### Directive
Don't copy the pictures; return every other part of the records exactly.
[start Data to use]
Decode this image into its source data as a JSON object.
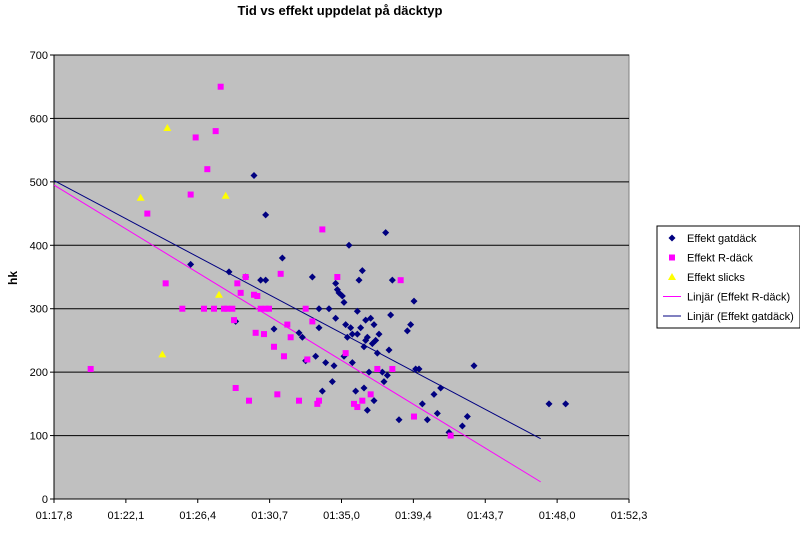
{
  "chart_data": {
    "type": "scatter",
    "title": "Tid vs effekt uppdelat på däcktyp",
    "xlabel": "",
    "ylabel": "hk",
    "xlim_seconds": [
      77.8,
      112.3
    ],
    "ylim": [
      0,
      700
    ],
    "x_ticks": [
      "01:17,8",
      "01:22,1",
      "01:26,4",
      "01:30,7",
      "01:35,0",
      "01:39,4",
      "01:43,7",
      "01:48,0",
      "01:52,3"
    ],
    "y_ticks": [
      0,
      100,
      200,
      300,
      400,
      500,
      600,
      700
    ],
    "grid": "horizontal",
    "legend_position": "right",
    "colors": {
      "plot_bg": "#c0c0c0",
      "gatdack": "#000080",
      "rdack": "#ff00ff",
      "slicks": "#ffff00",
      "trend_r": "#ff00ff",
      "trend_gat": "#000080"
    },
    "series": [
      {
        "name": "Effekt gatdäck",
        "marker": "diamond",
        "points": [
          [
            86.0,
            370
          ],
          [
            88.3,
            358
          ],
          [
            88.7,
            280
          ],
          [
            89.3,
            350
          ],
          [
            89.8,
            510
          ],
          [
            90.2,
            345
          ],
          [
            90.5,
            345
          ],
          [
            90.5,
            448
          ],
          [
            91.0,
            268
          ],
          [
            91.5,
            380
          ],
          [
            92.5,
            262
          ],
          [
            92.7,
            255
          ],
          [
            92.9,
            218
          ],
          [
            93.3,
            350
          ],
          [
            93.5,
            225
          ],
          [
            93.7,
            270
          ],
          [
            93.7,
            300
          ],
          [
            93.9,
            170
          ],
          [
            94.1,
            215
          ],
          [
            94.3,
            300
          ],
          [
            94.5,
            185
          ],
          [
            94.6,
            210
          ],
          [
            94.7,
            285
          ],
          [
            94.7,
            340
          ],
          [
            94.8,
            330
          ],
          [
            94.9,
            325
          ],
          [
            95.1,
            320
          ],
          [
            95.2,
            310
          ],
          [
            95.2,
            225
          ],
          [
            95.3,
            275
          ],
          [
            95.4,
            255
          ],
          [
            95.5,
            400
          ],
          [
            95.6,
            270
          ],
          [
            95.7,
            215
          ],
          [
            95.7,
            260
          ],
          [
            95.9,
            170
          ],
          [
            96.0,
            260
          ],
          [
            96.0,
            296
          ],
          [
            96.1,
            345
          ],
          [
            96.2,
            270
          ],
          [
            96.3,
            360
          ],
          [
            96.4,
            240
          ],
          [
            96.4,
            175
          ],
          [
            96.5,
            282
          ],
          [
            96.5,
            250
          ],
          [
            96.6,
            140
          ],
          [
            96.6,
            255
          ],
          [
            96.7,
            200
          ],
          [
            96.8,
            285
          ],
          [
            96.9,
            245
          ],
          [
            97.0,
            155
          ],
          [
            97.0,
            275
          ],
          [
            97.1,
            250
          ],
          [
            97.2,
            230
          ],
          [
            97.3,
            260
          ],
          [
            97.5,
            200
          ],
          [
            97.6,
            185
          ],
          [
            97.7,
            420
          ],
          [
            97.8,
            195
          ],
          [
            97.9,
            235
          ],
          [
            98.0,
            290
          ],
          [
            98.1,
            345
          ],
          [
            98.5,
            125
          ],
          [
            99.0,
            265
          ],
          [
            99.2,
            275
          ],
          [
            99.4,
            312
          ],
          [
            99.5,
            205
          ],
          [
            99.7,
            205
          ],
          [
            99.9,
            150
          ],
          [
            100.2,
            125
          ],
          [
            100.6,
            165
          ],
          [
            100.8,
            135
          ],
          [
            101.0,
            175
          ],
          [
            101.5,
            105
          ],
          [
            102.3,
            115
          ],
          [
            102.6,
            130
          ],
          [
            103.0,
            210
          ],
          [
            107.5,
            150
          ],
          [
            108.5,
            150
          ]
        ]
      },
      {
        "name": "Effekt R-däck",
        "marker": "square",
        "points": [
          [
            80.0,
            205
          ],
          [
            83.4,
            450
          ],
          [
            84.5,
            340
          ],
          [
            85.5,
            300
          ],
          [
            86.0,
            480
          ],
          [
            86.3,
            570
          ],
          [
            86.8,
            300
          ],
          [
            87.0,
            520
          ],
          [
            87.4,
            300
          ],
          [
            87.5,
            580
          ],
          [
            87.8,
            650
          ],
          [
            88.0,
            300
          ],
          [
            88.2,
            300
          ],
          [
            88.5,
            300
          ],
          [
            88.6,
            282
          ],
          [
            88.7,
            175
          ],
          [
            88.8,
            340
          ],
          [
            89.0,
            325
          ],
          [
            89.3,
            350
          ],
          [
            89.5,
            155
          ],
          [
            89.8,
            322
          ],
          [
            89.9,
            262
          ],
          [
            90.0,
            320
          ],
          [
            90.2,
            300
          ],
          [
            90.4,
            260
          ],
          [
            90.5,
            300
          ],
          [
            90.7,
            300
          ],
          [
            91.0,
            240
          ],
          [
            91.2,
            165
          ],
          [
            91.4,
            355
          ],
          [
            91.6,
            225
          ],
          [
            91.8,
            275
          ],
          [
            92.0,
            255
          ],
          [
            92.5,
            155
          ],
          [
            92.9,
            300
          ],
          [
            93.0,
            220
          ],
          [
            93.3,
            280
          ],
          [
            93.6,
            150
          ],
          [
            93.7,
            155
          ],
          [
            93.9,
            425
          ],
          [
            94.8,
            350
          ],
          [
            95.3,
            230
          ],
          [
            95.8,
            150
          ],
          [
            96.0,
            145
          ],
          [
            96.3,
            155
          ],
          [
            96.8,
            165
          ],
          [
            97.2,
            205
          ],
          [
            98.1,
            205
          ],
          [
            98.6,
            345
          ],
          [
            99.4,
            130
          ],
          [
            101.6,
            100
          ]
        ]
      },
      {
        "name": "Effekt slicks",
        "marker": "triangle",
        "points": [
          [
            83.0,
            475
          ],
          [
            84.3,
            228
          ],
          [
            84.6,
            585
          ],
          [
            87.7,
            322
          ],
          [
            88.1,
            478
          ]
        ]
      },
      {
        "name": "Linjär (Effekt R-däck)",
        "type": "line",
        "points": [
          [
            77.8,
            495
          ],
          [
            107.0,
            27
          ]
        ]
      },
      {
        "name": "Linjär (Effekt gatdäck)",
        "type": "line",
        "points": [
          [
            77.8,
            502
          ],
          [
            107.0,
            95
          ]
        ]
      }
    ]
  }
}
[end Data to use]
### The answer
Decode this image into its source data as a JSON object.
{
  "chart_data": {
    "type": "scatter",
    "title": "Tid vs effekt uppdelat på däcktyp",
    "xlabel": "",
    "ylabel": "hk",
    "xlim_seconds": [
      77.8,
      112.3
    ],
    "ylim": [
      0,
      700
    ],
    "x_ticks": [
      "01:17,8",
      "01:22,1",
      "01:26,4",
      "01:30,7",
      "01:35,0",
      "01:39,4",
      "01:43,7",
      "01:48,0",
      "01:52,3"
    ],
    "y_ticks": [
      0,
      100,
      200,
      300,
      400,
      500,
      600,
      700
    ],
    "grid": "horizontal",
    "legend_position": "right",
    "colors": {
      "plot_bg": "#c0c0c0",
      "gatdack": "#000080",
      "rdack": "#ff00ff",
      "slicks": "#ffff00",
      "trend_r": "#ff00ff",
      "trend_gat": "#000080"
    },
    "series": [
      {
        "name": "Effekt gatdäck",
        "marker": "diamond",
        "points": [
          [
            86.0,
            370
          ],
          [
            88.3,
            358
          ],
          [
            88.7,
            280
          ],
          [
            89.3,
            350
          ],
          [
            89.8,
            510
          ],
          [
            90.2,
            345
          ],
          [
            90.5,
            345
          ],
          [
            90.5,
            448
          ],
          [
            91.0,
            268
          ],
          [
            91.5,
            380
          ],
          [
            92.5,
            262
          ],
          [
            92.7,
            255
          ],
          [
            92.9,
            218
          ],
          [
            93.3,
            350
          ],
          [
            93.5,
            225
          ],
          [
            93.7,
            270
          ],
          [
            93.7,
            300
          ],
          [
            93.9,
            170
          ],
          [
            94.1,
            215
          ],
          [
            94.3,
            300
          ],
          [
            94.5,
            185
          ],
          [
            94.6,
            210
          ],
          [
            94.7,
            285
          ],
          [
            94.7,
            340
          ],
          [
            94.8,
            330
          ],
          [
            94.9,
            325
          ],
          [
            95.1,
            320
          ],
          [
            95.2,
            310
          ],
          [
            95.2,
            225
          ],
          [
            95.3,
            275
          ],
          [
            95.4,
            255
          ],
          [
            95.5,
            400
          ],
          [
            95.6,
            270
          ],
          [
            95.7,
            215
          ],
          [
            95.7,
            260
          ],
          [
            95.9,
            170
          ],
          [
            96.0,
            260
          ],
          [
            96.0,
            296
          ],
          [
            96.1,
            345
          ],
          [
            96.2,
            270
          ],
          [
            96.3,
            360
          ],
          [
            96.4,
            240
          ],
          [
            96.4,
            175
          ],
          [
            96.5,
            282
          ],
          [
            96.5,
            250
          ],
          [
            96.6,
            140
          ],
          [
            96.6,
            255
          ],
          [
            96.7,
            200
          ],
          [
            96.8,
            285
          ],
          [
            96.9,
            245
          ],
          [
            97.0,
            155
          ],
          [
            97.0,
            275
          ],
          [
            97.1,
            250
          ],
          [
            97.2,
            230
          ],
          [
            97.3,
            260
          ],
          [
            97.5,
            200
          ],
          [
            97.6,
            185
          ],
          [
            97.7,
            420
          ],
          [
            97.8,
            195
          ],
          [
            97.9,
            235
          ],
          [
            98.0,
            290
          ],
          [
            98.1,
            345
          ],
          [
            98.5,
            125
          ],
          [
            99.0,
            265
          ],
          [
            99.2,
            275
          ],
          [
            99.4,
            312
          ],
          [
            99.5,
            205
          ],
          [
            99.7,
            205
          ],
          [
            99.9,
            150
          ],
          [
            100.2,
            125
          ],
          [
            100.6,
            165
          ],
          [
            100.8,
            135
          ],
          [
            101.0,
            175
          ],
          [
            101.5,
            105
          ],
          [
            102.3,
            115
          ],
          [
            102.6,
            130
          ],
          [
            103.0,
            210
          ],
          [
            107.5,
            150
          ],
          [
            108.5,
            150
          ]
        ]
      },
      {
        "name": "Effekt R-däck",
        "marker": "square",
        "points": [
          [
            80.0,
            205
          ],
          [
            83.4,
            450
          ],
          [
            84.5,
            340
          ],
          [
            85.5,
            300
          ],
          [
            86.0,
            480
          ],
          [
            86.3,
            570
          ],
          [
            86.8,
            300
          ],
          [
            87.0,
            520
          ],
          [
            87.4,
            300
          ],
          [
            87.5,
            580
          ],
          [
            87.8,
            650
          ],
          [
            88.0,
            300
          ],
          [
            88.2,
            300
          ],
          [
            88.5,
            300
          ],
          [
            88.6,
            282
          ],
          [
            88.7,
            175
          ],
          [
            88.8,
            340
          ],
          [
            89.0,
            325
          ],
          [
            89.3,
            350
          ],
          [
            89.5,
            155
          ],
          [
            89.8,
            322
          ],
          [
            89.9,
            262
          ],
          [
            90.0,
            320
          ],
          [
            90.2,
            300
          ],
          [
            90.4,
            260
          ],
          [
            90.5,
            300
          ],
          [
            90.7,
            300
          ],
          [
            91.0,
            240
          ],
          [
            91.2,
            165
          ],
          [
            91.4,
            355
          ],
          [
            91.6,
            225
          ],
          [
            91.8,
            275
          ],
          [
            92.0,
            255
          ],
          [
            92.5,
            155
          ],
          [
            92.9,
            300
          ],
          [
            93.0,
            220
          ],
          [
            93.3,
            280
          ],
          [
            93.6,
            150
          ],
          [
            93.7,
            155
          ],
          [
            93.9,
            425
          ],
          [
            94.8,
            350
          ],
          [
            95.3,
            230
          ],
          [
            95.8,
            150
          ],
          [
            96.0,
            145
          ],
          [
            96.3,
            155
          ],
          [
            96.8,
            165
          ],
          [
            97.2,
            205
          ],
          [
            98.1,
            205
          ],
          [
            98.6,
            345
          ],
          [
            99.4,
            130
          ],
          [
            101.6,
            100
          ]
        ]
      },
      {
        "name": "Effekt slicks",
        "marker": "triangle",
        "points": [
          [
            83.0,
            475
          ],
          [
            84.3,
            228
          ],
          [
            84.6,
            585
          ],
          [
            87.7,
            322
          ],
          [
            88.1,
            478
          ]
        ]
      },
      {
        "name": "Linjär (Effekt R-däck)",
        "type": "line",
        "points": [
          [
            77.8,
            495
          ],
          [
            107.0,
            27
          ]
        ]
      },
      {
        "name": "Linjär (Effekt gatdäck)",
        "type": "line",
        "points": [
          [
            77.8,
            502
          ],
          [
            107.0,
            95
          ]
        ]
      }
    ]
  }
}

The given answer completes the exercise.